LISTED ENTRIES:

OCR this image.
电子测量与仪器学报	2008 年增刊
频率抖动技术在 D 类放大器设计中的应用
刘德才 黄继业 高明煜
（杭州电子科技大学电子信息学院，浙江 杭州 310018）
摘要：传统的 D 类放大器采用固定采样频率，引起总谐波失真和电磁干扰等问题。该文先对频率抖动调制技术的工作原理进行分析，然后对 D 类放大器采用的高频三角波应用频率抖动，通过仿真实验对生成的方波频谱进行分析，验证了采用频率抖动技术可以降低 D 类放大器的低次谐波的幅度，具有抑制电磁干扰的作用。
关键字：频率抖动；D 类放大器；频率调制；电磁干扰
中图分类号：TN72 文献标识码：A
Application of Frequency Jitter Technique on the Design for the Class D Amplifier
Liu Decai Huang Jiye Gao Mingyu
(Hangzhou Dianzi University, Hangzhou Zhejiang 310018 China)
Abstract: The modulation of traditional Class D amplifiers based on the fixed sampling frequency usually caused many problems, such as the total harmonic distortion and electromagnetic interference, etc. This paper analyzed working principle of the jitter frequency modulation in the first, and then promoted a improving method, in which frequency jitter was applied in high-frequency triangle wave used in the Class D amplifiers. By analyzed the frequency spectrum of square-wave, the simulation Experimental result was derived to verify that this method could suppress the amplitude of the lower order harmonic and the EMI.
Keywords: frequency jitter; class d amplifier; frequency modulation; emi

PROBLEM DETAILS:
Your task is to return the full listing exactly as it was given.

RESULT:
OCR this image.
电子测量与仪器学报	2008 年增刊
频率抖动技术在 D 类放大器设计中的应用
刘德才 黄继业 高明煜
（杭州电子科技大学电子信息学院，浙江 杭州 310018）
摘要：传统的 D 类放大器采用固定采样频率，引起总谐波失真和电磁干扰等问题。该文先对频率抖动调制技术的工作原理进行分析，然后对 D 类放大器采用的高频三角波应用频率抖动，通过仿真实验对生成的方波频谱进行分析，验证了采用频率抖动技术可以降低 D 类放大器的低次谐波的幅度，具有抑制电磁干扰的作用。
关键字：频率抖动；D 类放大器；频率调制；电磁干扰
中图分类号：TN72 文献标识码：A
Application of Frequency Jitter Technique on the Design for the Class D Amplifier
Liu Decai Huang Jiye Gao Mingyu
(Hangzhou Dianzi University, Hangzhou Zhejiang 310018 China)
Abstract: The modulation of traditional Class D amplifiers based on the fixed sampling frequency usually caused many problems, such as the total harmonic distortion and electromagnetic interference, etc. This paper analyzed working principle of the jitter frequency modulation in the first, and then promoted a improving method, in which frequency jitter was applied in high-frequency triangle wave used in the Class D amplifiers. By analyzed the frequency spectrum of square-wave, the simulation Experimental result was derived to verify that this method could suppress the amplitude of the lower order harmonic and the EMI.
Keywords: frequency jitter; class d amplifier; frequency modulation; emi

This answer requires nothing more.